Exercise instructions = Copy each line of the entries that contains the word "SwissAIClimate".

— Start of Dataset records —

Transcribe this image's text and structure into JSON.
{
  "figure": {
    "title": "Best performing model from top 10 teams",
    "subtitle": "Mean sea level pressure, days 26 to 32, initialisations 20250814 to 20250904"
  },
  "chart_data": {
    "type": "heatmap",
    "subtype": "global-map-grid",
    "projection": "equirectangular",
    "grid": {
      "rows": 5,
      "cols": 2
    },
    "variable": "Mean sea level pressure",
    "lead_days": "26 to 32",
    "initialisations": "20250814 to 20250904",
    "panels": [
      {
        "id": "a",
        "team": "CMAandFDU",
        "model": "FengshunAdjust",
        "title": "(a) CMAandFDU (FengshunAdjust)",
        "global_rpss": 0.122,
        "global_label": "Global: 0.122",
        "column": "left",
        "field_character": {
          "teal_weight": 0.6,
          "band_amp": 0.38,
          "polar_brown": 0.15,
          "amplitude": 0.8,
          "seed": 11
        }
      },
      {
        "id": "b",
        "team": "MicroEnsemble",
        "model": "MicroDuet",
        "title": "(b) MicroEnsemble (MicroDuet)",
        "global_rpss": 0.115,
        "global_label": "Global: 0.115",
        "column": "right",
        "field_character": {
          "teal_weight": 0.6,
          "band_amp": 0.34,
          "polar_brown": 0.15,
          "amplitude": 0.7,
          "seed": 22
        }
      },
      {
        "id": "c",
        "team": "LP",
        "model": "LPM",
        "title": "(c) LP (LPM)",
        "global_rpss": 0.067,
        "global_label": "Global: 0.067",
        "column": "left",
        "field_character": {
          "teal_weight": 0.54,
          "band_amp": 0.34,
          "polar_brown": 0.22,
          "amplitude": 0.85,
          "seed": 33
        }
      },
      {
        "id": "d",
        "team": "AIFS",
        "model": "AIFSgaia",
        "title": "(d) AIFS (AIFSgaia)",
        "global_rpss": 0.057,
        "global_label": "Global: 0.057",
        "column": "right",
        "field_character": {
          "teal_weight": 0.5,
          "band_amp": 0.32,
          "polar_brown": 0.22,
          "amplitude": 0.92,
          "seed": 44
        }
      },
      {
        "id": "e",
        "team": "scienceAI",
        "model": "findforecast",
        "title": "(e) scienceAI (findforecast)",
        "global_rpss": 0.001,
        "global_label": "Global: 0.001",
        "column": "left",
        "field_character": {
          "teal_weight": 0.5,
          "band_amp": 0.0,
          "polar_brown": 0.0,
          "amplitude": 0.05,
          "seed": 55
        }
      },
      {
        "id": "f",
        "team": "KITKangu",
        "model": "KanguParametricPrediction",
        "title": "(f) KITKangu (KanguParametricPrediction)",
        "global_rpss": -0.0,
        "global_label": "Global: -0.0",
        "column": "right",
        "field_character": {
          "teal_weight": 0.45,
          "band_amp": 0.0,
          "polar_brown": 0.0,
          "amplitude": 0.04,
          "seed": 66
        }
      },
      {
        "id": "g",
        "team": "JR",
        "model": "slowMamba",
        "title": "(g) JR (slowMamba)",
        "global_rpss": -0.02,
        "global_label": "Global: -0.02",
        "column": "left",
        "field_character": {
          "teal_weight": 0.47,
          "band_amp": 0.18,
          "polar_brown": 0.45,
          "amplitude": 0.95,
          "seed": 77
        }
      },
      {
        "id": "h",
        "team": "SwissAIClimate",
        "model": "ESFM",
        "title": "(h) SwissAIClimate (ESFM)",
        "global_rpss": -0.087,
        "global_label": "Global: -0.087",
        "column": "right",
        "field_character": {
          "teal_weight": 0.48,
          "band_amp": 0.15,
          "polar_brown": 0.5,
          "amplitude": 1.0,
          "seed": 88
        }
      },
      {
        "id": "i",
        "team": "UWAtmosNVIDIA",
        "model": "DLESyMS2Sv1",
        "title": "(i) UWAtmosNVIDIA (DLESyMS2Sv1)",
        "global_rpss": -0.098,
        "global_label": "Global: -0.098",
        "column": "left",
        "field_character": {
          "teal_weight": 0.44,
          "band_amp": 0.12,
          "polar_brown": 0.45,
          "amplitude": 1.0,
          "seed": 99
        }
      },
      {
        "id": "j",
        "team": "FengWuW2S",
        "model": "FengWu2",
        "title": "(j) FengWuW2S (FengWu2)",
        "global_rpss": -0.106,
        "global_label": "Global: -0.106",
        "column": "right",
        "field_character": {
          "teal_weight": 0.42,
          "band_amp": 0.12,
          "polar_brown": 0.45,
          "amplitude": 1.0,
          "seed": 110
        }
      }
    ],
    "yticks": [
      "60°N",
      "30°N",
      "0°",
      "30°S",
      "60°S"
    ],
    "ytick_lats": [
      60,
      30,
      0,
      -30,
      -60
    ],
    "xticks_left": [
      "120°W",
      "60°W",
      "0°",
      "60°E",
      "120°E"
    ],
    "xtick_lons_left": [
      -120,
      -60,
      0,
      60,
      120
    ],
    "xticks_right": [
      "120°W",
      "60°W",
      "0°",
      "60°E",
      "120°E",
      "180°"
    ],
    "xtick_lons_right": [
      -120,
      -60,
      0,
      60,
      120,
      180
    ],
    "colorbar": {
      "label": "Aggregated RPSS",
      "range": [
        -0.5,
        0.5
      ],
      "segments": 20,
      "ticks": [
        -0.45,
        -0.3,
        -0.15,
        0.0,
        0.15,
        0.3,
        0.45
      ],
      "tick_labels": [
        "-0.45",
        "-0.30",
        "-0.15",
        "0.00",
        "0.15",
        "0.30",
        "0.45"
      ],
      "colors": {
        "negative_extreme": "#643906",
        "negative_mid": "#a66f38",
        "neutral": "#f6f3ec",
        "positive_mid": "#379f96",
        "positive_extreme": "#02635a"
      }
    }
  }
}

— End of Dataset records —

Complete answer =
        "team": "SwissAIClimate",
        "title": "(h) SwissAIClimate (ESFM)",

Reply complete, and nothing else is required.